* AIM OF THE EXERCISE
Copy out every line exactly, passing over the pictures.

━━━ GIVEN RECORDS ━━━

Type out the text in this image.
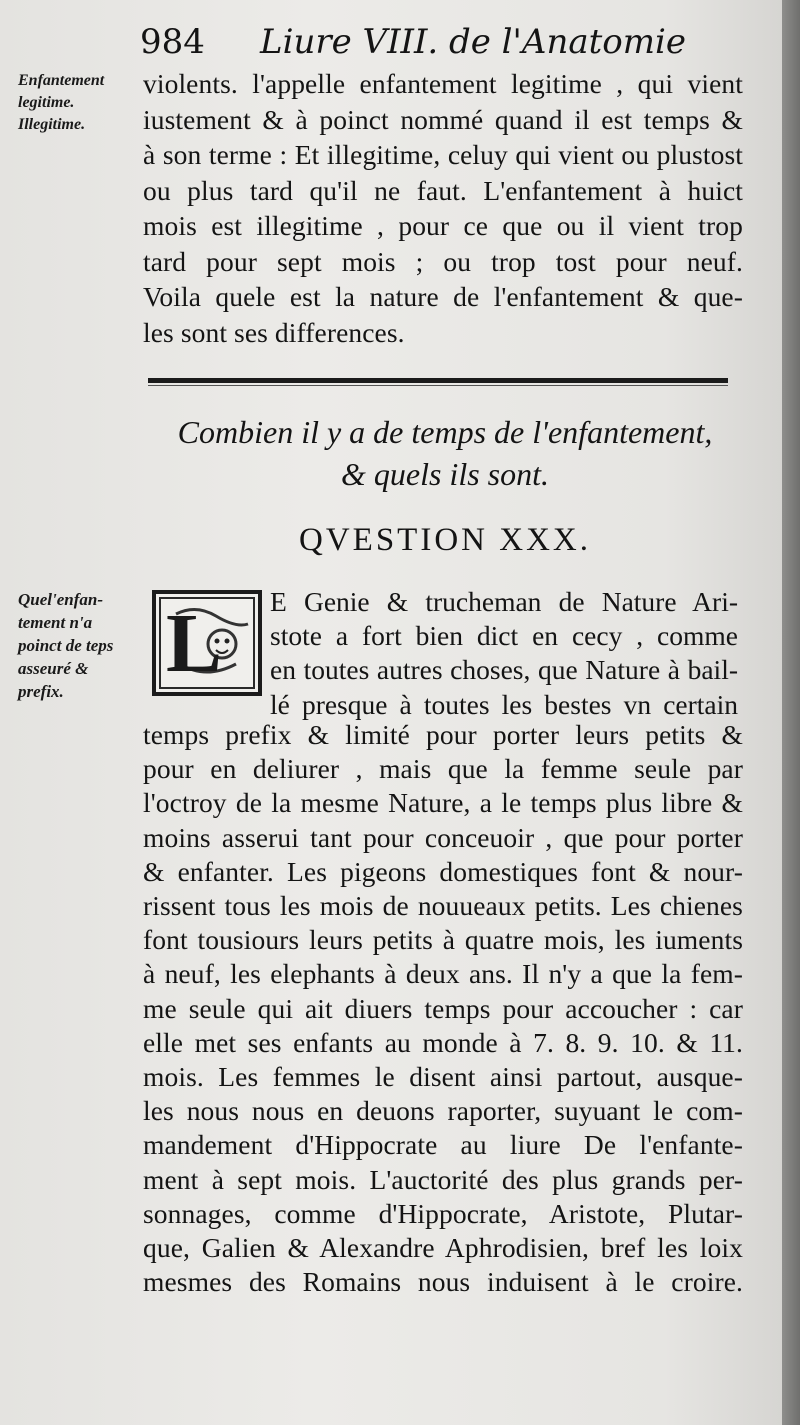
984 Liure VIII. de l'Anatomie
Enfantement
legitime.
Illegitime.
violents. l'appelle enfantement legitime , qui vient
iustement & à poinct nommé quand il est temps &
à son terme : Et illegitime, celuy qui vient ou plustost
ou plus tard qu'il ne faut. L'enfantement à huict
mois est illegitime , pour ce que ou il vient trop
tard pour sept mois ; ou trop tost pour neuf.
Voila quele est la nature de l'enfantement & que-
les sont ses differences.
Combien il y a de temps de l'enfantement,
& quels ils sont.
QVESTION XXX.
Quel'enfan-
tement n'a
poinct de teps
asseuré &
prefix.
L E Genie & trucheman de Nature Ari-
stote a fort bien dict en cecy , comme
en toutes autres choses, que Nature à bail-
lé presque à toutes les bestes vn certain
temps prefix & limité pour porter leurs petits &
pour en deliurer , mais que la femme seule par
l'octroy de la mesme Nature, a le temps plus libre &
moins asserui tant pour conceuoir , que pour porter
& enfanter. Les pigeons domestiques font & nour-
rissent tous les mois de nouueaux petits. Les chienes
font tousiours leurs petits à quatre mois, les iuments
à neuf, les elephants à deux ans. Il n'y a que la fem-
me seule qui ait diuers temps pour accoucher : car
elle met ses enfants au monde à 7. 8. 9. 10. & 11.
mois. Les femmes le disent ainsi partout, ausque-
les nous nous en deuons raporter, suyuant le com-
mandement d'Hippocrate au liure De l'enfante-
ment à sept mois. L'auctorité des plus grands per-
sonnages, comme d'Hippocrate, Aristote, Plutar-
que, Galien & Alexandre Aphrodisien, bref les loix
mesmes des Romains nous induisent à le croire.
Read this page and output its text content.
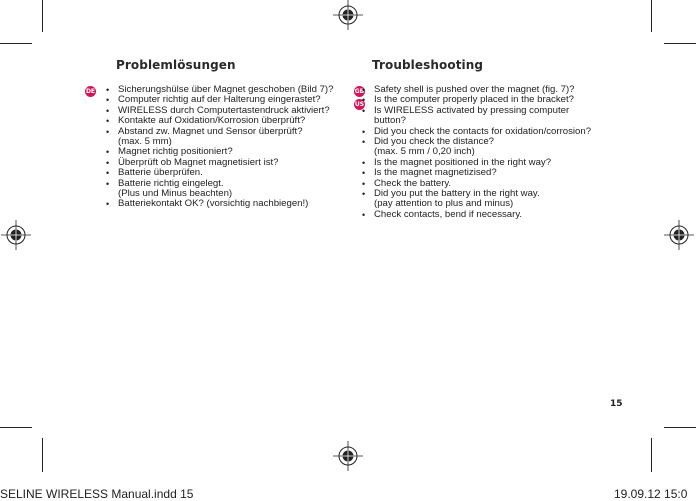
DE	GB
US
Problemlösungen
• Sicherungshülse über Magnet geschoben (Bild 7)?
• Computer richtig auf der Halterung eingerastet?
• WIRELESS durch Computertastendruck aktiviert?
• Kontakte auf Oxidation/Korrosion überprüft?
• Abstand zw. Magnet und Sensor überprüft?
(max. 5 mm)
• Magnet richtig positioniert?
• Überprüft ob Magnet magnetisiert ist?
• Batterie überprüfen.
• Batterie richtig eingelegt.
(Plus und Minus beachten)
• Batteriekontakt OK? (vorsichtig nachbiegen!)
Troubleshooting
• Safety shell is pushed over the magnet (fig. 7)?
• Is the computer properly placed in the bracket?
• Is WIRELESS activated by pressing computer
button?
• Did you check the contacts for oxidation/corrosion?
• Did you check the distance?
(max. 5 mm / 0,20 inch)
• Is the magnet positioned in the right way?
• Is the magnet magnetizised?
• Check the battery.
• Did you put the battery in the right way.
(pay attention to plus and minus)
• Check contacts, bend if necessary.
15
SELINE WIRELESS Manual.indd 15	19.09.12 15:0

━━━

* CORRECT RESULT
Type out the text in this image.
984 Liure VIII. de l'Anatomie
Enfantement
legitime.
Illegitime.
violents. l'appelle enfantement legitime , qui vient
iustement & à poinct nommé quand il est temps &
à son terme : Et illegitime, celuy qui vient ou plustost
ou plus tard qu'il ne faut. L'enfantement à huict
mois est illegitime , pour ce que ou il vient trop
tard pour sept mois ; ou trop tost pour neuf.
Voila quele est la nature de l'enfantement & que-
les sont ses differences.
Combien il y a de temps de l'enfantement,
& quels ils sont.
QVESTION XXX.
Quel'enfan-
tement n'a
poinct de teps
asseuré &
prefix.
L E Genie & trucheman de Nature Ari-
stote a fort bien dict en cecy , comme
en toutes autres choses, que Nature à bail-
lé presque à toutes les bestes vn certain
temps prefix & limité pour porter leurs petits &
pour en deliurer , mais que la femme seule par
l'octroy de la mesme Nature, a le temps plus libre &
moins asserui tant pour conceuoir , que pour porter
& enfanter. Les pigeons domestiques font & nour-
rissent tous les mois de nouueaux petits. Les chienes
font tousiours leurs petits à quatre mois, les iuments
à neuf, les elephants à deux ans. Il n'y a que la fem-
me seule qui ait diuers temps pour accoucher : car
elle met ses enfants au monde à 7. 8. 9. 10. & 11.
mois. Les femmes le disent ainsi partout, ausque-
les nous nous en deuons raporter, suyuant le com-
mandement d'Hippocrate au liure De l'enfante-
ment à sept mois. L'auctorité des plus grands per-
sonnages, comme d'Hippocrate, Aristote, Plutar-
que, Galien & Alexandre Aphrodisien, bref les loix
mesmes des Romains nous induisent à le croire.
Read this page and output its text content.
DE	GB
US
Problemlösungen
• Sicherungshülse über Magnet geschoben (Bild 7)?
• Computer richtig auf der Halterung eingerastet?
• WIRELESS durch Computertastendruck aktiviert?
• Kontakte auf Oxidation/Korrosion überprüft?
• Abstand zw. Magnet und Sensor überprüft?
(max. 5 mm)
• Magnet richtig positioniert?
• Überprüft ob Magnet magnetisiert ist?
• Batterie überprüfen.
• Batterie richtig eingelegt.
(Plus und Minus beachten)
• Batteriekontakt OK? (vorsichtig nachbiegen!)
Troubleshooting
• Safety shell is pushed over the magnet (fig. 7)?
• Is the computer properly placed in the bracket?
• Is WIRELESS activated by pressing computer
button?
• Did you check the contacts for oxidation/corrosion?
• Did you check the distance?
(max. 5 mm / 0,20 inch)
• Is the magnet positioned in the right way?
• Is the magnet magnetizised?
• Check the battery.
• Did you put the battery in the right way.
(pay attention to plus and minus)
• Check contacts, bend if necessary.
15
SELINE WIRELESS Manual.indd 15	19.09.12 15:0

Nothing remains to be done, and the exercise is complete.